**REQUIREMENTS:** Copy out every line containing the word "Sreeraj".

[Start of DATA RECORDS]

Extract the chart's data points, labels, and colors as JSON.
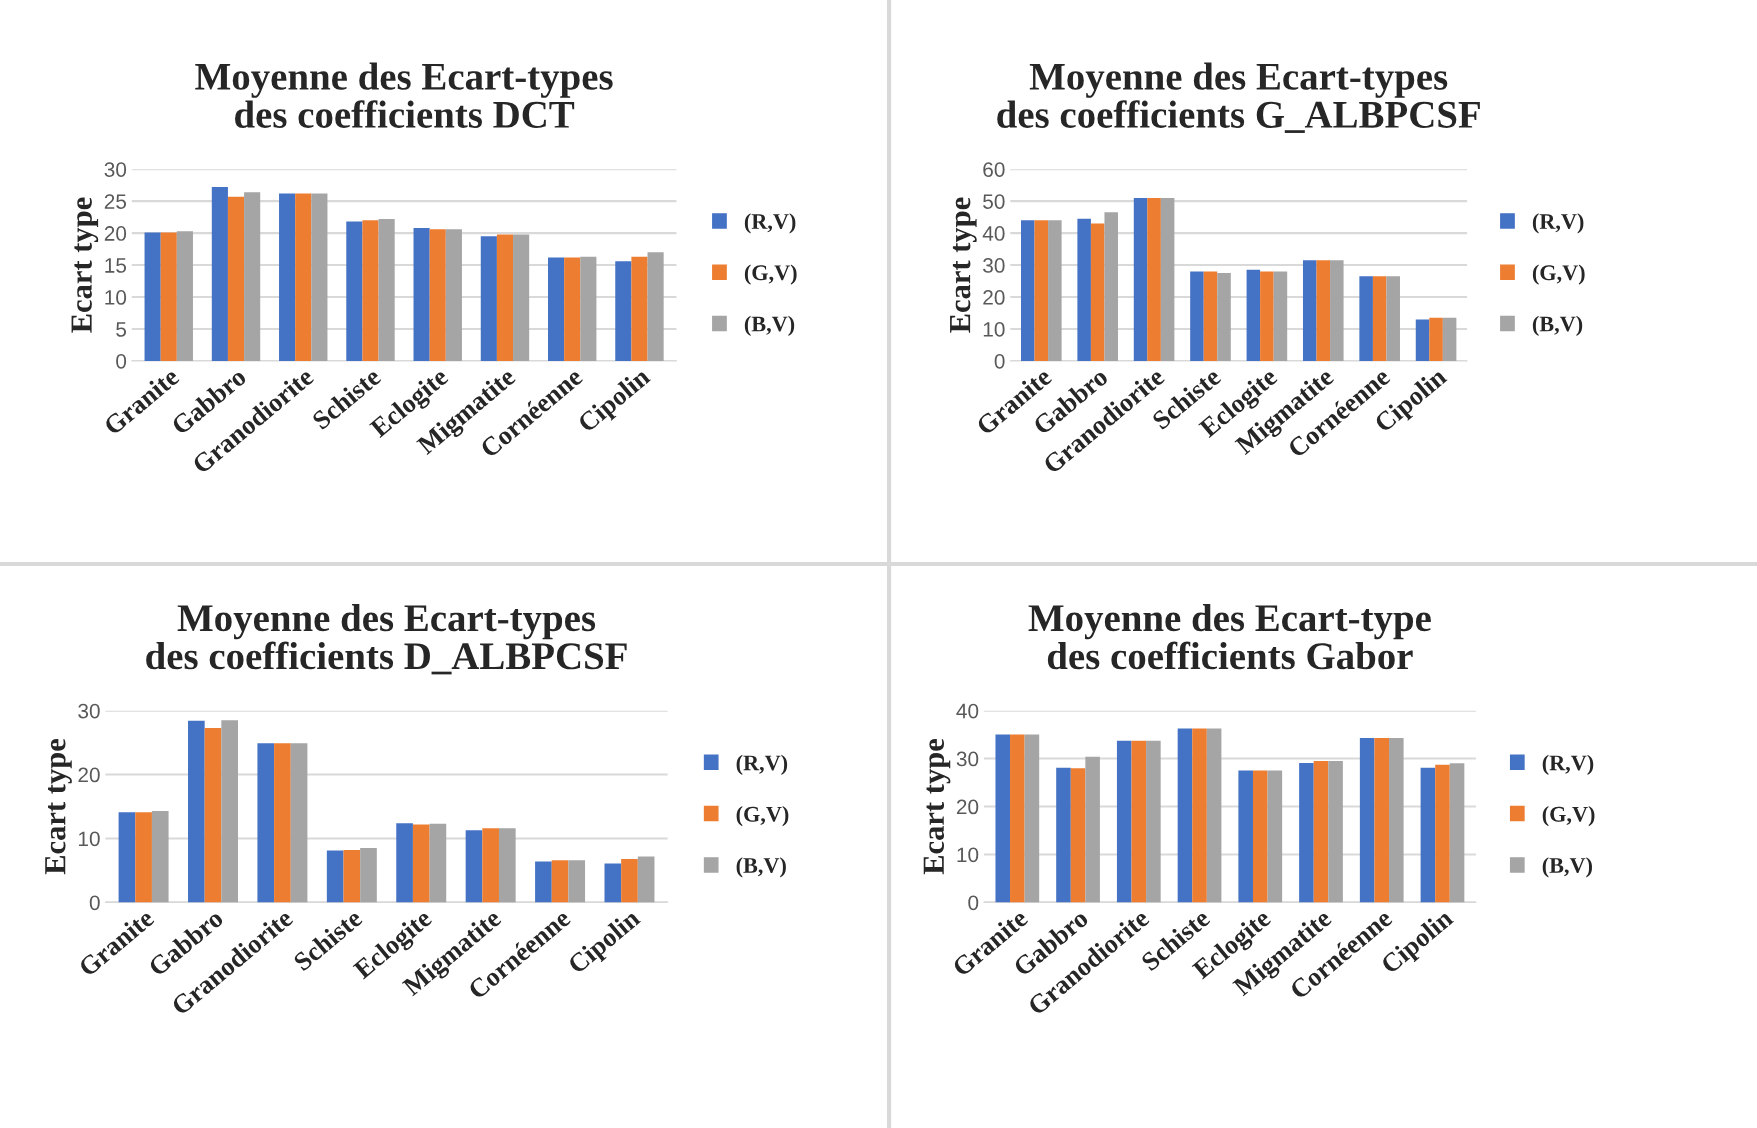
{
  "chart_data": [
    {
      "type": "bar",
      "title": "Moyenne des Ecart-types des coefficients DCT",
      "ylabel": "Ecart type",
      "categories": [
        "Granite",
        "Gabbro",
        "Granodiorite",
        "Schiste",
        "Eclogite",
        "Migmatite",
        "Cornéenne",
        "Cipolin"
      ],
      "ylim": [
        0,
        30
      ],
      "yticks": [
        0,
        5,
        10,
        15,
        20,
        25,
        30
      ],
      "grid": "y",
      "legend": "right",
      "series": [
        {
          "name": "(R,V)",
          "color": "#4472c4",
          "values": [
            20.1,
            27.2,
            26.2,
            21.8,
            20.8,
            19.5,
            16.2,
            15.6
          ]
        },
        {
          "name": "(G,V)",
          "color": "#ed7d31",
          "values": [
            20.1,
            25.7,
            26.2,
            22.0,
            20.6,
            19.8,
            16.2,
            16.3
          ]
        },
        {
          "name": "(B,V)",
          "color": "#a5a5a5",
          "values": [
            20.3,
            26.4,
            26.2,
            22.2,
            20.6,
            19.8,
            16.3,
            17.0
          ]
        }
      ]
    },
    {
      "type": "bar",
      "title": "Moyenne des Ecart-types des coefficients G_ALBPCSF",
      "ylabel": "Ecart type",
      "categories": [
        "Granite",
        "Gabbro",
        "Granodiorite",
        "Schiste",
        "Eclogite",
        "Migmatite",
        "Cornéenne",
        "Cipolin"
      ],
      "ylim": [
        0,
        60
      ],
      "yticks": [
        0,
        10,
        20,
        30,
        40,
        50,
        60
      ],
      "grid": "y",
      "legend": "right",
      "series": [
        {
          "name": "(R,V)",
          "color": "#4472c4",
          "values": [
            44,
            44.5,
            51,
            28,
            28.5,
            31.5,
            26.5,
            13
          ]
        },
        {
          "name": "(G,V)",
          "color": "#ed7d31",
          "values": [
            44,
            43,
            51,
            28,
            28,
            31.5,
            26.5,
            13.5
          ]
        },
        {
          "name": "(B,V)",
          "color": "#a5a5a5",
          "values": [
            44,
            46.5,
            51,
            27.5,
            28,
            31.5,
            26.5,
            13.5
          ]
        }
      ]
    },
    {
      "type": "bar",
      "title": "Moyenne des Ecart-types des coefficients D_ALBPCSF",
      "ylabel": "Ecart type",
      "categories": [
        "Granite",
        "Gabbro",
        "Granodiorite",
        "Schiste",
        "Eclogite",
        "Migmatite",
        "Cornéenne",
        "Cipolin"
      ],
      "ylim": [
        0,
        30
      ],
      "yticks": [
        0,
        10,
        20,
        30
      ],
      "grid": "y",
      "legend": "right",
      "series": [
        {
          "name": "(R,V)",
          "color": "#4472c4",
          "values": [
            14.1,
            28.4,
            24.9,
            8.1,
            12.4,
            11.3,
            6.4,
            6.1
          ]
        },
        {
          "name": "(G,V)",
          "color": "#ed7d31",
          "values": [
            14.1,
            27.3,
            24.9,
            8.2,
            12.2,
            11.6,
            6.6,
            6.8
          ]
        },
        {
          "name": "(B,V)",
          "color": "#a5a5a5",
          "values": [
            14.3,
            28.5,
            24.9,
            8.5,
            12.3,
            11.6,
            6.6,
            7.2
          ]
        }
      ]
    },
    {
      "type": "bar",
      "title": "Moyenne des Ecart-type des coefficients Gabor",
      "ylabel": "Ecart type",
      "categories": [
        "Granite",
        "Gabbro",
        "Granodiorite",
        "Schiste",
        "Eclogite",
        "Migmatite",
        "Cornéenne",
        "Cipolin"
      ],
      "ylim": [
        0,
        40
      ],
      "yticks": [
        0,
        10,
        20,
        30,
        40
      ],
      "grid": "y",
      "legend": "right",
      "series": [
        {
          "name": "(R,V)",
          "color": "#4472c4",
          "values": [
            35,
            28.1,
            33.7,
            36.3,
            27.5,
            29.1,
            34.3,
            28.1
          ]
        },
        {
          "name": "(G,V)",
          "color": "#ed7d31",
          "values": [
            35,
            28,
            33.7,
            36.3,
            27.5,
            29.5,
            34.3,
            28.7
          ]
        },
        {
          "name": "(B,V)",
          "color": "#a5a5a5",
          "values": [
            35,
            30.4,
            33.7,
            36.3,
            27.5,
            29.5,
            34.3,
            29.0
          ]
        }
      ]
    }
  ]
}
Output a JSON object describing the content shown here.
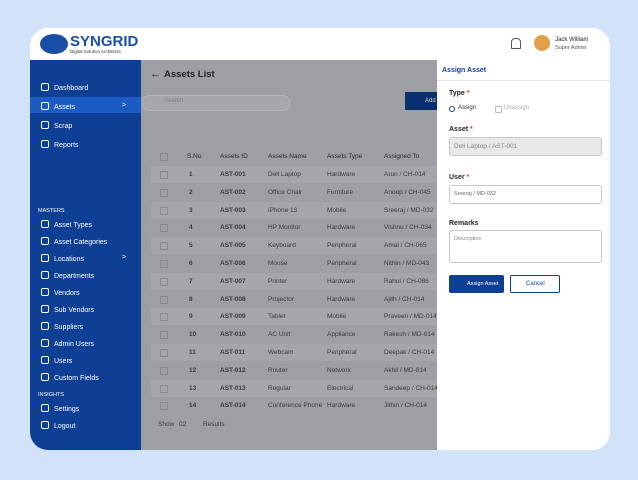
{
  "header": {
    "logo_title": "SYNGRID",
    "logo_subtitle": "Digital Solution Architects",
    "user_name": "Jack William",
    "user_role": "Super Admin"
  },
  "sidebar": {
    "main_items": [
      {
        "label": "Dashboard"
      },
      {
        "label": "Assets",
        "arrow": ">"
      },
      {
        "label": "Scrap"
      },
      {
        "label": "Reports"
      }
    ],
    "sections": [
      {
        "title": "MASTERS",
        "items": [
          {
            "label": "Asset Types"
          },
          {
            "label": "Asset Categories"
          },
          {
            "label": "Locations",
            "arrow": ">"
          },
          {
            "label": "Departments"
          },
          {
            "label": "Vendors"
          },
          {
            "label": "Sub Vendors"
          },
          {
            "label": "Suppliers"
          },
          {
            "label": "Admin Users"
          },
          {
            "label": "Users"
          },
          {
            "label": "Custom Fields"
          }
        ]
      },
      {
        "title": "INSIGHTS",
        "items": [
          {
            "label": "Settings"
          },
          {
            "label": "Logout"
          }
        ]
      }
    ]
  },
  "main": {
    "back_arrow": "←",
    "title": "Assets List",
    "search_placeholder": "Search",
    "add_button": "Add",
    "table": {
      "columns": [
        "S.No",
        "Assets ID",
        "Assets Name",
        "Assets Type",
        "Assigned To"
      ],
      "rows": [
        [
          "1",
          "AST-001",
          "Dell Laptop",
          "Hardware",
          "Arun / CH-014"
        ],
        [
          "2",
          "AST-002",
          "Office Chair",
          "Furniture",
          "Anoop / CH-045"
        ],
        [
          "3",
          "AST-003",
          "iPhone 13",
          "Mobile",
          "Sreeraj / MD-032"
        ],
        [
          "4",
          "AST-004",
          "HP Monitor",
          "Hardware",
          "Vishnu / CH-034"
        ],
        [
          "5",
          "AST-005",
          "Keyboard",
          "Peripheral",
          "Amal / CH-065"
        ],
        [
          "6",
          "AST-006",
          "Mouse",
          "Peripheral",
          "Nithin / MD-043"
        ],
        [
          "7",
          "AST-007",
          "Printer",
          "Hardware",
          "Rahul / CH-086"
        ],
        [
          "8",
          "AST-008",
          "Projector",
          "Hardware",
          "Ajith / CH-014"
        ],
        [
          "9",
          "AST-009",
          "Tablet",
          "Mobile",
          "Praveen / MD-014"
        ],
        [
          "10",
          "AST-010",
          "AC Unit",
          "Appliance",
          "Rakesh / MD-014"
        ],
        [
          "11",
          "AST-011",
          "Webcam",
          "Peripheral",
          "Deepak / CH-014"
        ],
        [
          "12",
          "AST-012",
          "Router",
          "Network",
          "Akhil / MD-014"
        ],
        [
          "13",
          "AST-013",
          "Regular",
          "Electrical",
          "Sandeep / CH-014"
        ],
        [
          "14",
          "AST-014",
          "Conference Phone",
          "Hardware",
          "Jithin / CH-014"
        ]
      ]
    },
    "footer": {
      "show": "Show",
      "count": "02",
      "results": "Results"
    }
  },
  "panel": {
    "title": "Assign Asset",
    "required": "*",
    "type_label": "Type",
    "radio_assign": "Assign",
    "radio_unassign": "Unassign",
    "asset_label": "Asset",
    "asset_value": "Dell Laptop / AST-001",
    "user_label": "User",
    "user_value": "Sreeraj / MD-032",
    "remarks_label": "Remarks",
    "remarks_placeholder": "Description",
    "assign_button": "Assign Asset",
    "cancel_button": "Cancel"
  }
}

[End of DATA RECORDS]

**WORKED ANSWER:**
          "Sreeraj / MD-032"
    "user_value": "Sreeraj / MD-032",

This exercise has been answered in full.